Your objective: Entries follow. Set all of them down as they stand.

Extracted data:
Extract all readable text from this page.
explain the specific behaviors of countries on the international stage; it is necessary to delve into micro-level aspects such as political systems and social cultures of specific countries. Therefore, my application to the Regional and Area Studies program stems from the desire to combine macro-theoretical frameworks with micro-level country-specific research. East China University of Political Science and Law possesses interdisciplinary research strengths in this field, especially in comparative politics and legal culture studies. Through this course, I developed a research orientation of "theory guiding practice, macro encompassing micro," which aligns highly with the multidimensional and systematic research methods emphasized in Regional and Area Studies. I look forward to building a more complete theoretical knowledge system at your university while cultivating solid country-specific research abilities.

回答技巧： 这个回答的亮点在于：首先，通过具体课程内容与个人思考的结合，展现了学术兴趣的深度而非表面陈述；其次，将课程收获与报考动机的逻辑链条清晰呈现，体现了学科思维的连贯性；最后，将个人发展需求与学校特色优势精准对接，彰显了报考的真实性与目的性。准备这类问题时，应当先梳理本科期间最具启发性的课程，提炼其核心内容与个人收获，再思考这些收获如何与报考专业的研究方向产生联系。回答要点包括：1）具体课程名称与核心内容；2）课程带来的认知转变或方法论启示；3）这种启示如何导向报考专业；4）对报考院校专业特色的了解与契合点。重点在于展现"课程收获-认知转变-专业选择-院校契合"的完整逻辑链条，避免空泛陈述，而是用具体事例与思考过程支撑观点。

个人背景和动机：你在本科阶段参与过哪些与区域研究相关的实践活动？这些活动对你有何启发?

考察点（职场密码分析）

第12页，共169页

Task output:
Extract all readable text from this page.
explain the specific behaviors of countries on the international stage; it is necessary to delve into micro-level aspects such as political systems and social cultures of specific countries. Therefore, my application to the Regional and Area Studies program stems from the desire to combine macro-theoretical frameworks with micro-level country-specific research. East China University of Political Science and Law possesses interdisciplinary research strengths in this field, especially in comparative politics and legal culture studies. Through this course, I developed a research orientation of "theory guiding practice, macro encompassing micro," which aligns highly with the multidimensional and systematic research methods emphasized in Regional and Area Studies. I look forward to building a more complete theoretical knowledge system at your university while cultivating solid country-specific research abilities.

回答技巧： 这个回答的亮点在于：首先，通过具体课程内容与个人思考的结合，展现了学术兴趣的深度而非表面陈述；其次，将课程收获与报考动机的逻辑链条清晰呈现，体现了学科思维的连贯性；最后，将个人发展需求与学校特色优势精准对接，彰显了报考的真实性与目的性。准备这类问题时，应当先梳理本科期间最具启发性的课程，提炼其核心内容与个人收获，再思考这些收获如何与报考专业的研究方向产生联系。回答要点包括：1）具体课程名称与核心内容；2）课程带来的认知转变或方法论启示；3）这种启示如何导向报考专业；4）对报考院校专业特色的了解与契合点。重点在于展现"课程收获-认知转变-专业选择-院校契合"的完整逻辑链条，避免空泛陈述，而是用具体事例与思考过程支撑观点。

个人背景和动机：你在本科阶段参与过哪些与区域研究相关的实践活动？这些活动对你有何启发?

考察点（职场密码分析）

第12页，共169页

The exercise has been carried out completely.